**Exercise aim:** Please write out the listing below word for word, from its first line through the line that contains "macd-histogram-bar (1789, 1112, 1793, 1121)", including both of those lines and nothing after them.
(begin)
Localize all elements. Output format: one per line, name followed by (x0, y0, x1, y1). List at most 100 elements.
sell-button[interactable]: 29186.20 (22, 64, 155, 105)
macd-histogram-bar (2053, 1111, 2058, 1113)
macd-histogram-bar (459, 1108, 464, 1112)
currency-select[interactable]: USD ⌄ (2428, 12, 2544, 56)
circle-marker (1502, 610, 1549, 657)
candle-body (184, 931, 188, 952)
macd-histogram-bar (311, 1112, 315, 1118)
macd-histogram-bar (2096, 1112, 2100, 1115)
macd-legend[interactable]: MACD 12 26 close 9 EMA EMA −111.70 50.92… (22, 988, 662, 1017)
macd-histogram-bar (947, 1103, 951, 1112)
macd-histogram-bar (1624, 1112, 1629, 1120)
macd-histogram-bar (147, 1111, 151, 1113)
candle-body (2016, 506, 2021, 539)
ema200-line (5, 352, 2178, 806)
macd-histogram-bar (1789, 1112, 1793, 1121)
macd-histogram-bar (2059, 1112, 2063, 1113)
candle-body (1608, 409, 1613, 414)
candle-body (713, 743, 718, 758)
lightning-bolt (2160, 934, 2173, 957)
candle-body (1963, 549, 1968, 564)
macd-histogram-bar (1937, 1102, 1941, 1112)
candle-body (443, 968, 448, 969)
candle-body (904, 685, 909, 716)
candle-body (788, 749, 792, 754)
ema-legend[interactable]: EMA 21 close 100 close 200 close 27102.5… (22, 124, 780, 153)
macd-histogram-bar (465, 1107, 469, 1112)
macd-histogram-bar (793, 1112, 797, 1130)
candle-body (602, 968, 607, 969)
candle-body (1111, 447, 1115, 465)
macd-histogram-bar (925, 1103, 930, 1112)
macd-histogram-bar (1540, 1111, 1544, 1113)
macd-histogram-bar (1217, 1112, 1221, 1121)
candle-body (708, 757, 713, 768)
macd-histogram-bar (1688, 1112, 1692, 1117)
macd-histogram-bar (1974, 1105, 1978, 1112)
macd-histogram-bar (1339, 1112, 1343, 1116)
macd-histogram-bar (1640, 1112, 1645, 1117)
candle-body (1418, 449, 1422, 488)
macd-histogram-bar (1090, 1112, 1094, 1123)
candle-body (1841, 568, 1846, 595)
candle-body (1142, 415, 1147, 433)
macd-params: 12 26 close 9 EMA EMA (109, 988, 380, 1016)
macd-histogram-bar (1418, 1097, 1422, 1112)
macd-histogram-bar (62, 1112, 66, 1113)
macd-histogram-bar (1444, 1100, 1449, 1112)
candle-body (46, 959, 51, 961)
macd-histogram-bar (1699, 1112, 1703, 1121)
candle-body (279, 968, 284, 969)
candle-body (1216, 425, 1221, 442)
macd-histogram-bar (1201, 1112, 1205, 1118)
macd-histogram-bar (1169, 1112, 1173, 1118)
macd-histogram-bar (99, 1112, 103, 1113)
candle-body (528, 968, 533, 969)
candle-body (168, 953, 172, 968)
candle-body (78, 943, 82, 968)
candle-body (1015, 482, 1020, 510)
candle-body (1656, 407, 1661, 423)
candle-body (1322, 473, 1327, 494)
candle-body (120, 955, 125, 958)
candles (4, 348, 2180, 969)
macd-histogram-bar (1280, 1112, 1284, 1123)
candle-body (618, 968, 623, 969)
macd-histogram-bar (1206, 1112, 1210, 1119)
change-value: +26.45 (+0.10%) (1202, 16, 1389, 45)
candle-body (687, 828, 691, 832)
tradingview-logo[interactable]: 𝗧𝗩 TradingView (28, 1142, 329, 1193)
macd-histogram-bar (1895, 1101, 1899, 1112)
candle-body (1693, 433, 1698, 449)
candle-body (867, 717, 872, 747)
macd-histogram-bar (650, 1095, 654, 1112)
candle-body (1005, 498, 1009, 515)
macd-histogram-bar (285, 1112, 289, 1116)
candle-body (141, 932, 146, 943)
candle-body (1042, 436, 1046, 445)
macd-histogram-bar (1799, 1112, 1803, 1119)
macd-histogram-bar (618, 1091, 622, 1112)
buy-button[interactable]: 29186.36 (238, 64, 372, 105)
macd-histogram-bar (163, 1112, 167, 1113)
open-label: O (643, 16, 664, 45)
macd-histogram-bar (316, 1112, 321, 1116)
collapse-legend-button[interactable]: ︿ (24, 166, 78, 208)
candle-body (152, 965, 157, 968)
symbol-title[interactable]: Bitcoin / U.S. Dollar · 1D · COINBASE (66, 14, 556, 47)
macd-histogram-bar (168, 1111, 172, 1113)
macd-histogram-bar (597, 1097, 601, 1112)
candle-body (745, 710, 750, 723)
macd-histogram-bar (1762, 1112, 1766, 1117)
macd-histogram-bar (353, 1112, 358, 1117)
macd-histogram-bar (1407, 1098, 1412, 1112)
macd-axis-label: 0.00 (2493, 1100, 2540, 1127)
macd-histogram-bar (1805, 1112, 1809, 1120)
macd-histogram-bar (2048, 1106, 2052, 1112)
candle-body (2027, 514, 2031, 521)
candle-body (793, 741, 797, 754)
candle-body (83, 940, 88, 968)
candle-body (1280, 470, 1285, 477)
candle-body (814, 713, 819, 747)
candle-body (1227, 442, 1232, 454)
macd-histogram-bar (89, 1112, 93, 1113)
(end)
**Result of the task:**
Localize all elements. Output format: one per line, name followed by (x0, y0, x1, y1). List at most 100 elements.
sell-button[interactable]: 29186.20 (22, 64, 155, 105)
macd-histogram-bar (2053, 1111, 2058, 1113)
macd-histogram-bar (459, 1108, 464, 1112)
currency-select[interactable]: USD ⌄ (2428, 12, 2544, 56)
circle-marker (1502, 610, 1549, 657)
candle-body (184, 931, 188, 952)
macd-histogram-bar (311, 1112, 315, 1118)
macd-histogram-bar (2096, 1112, 2100, 1115)
macd-legend[interactable]: MACD 12 26 close 9 EMA EMA −111.70 50.92… (22, 988, 662, 1017)
macd-histogram-bar (947, 1103, 951, 1112)
macd-histogram-bar (1624, 1112, 1629, 1120)
macd-histogram-bar (147, 1111, 151, 1113)
candle-body (2016, 506, 2021, 539)
ema200-line (5, 352, 2178, 806)
macd-histogram-bar (1789, 1112, 1793, 1121)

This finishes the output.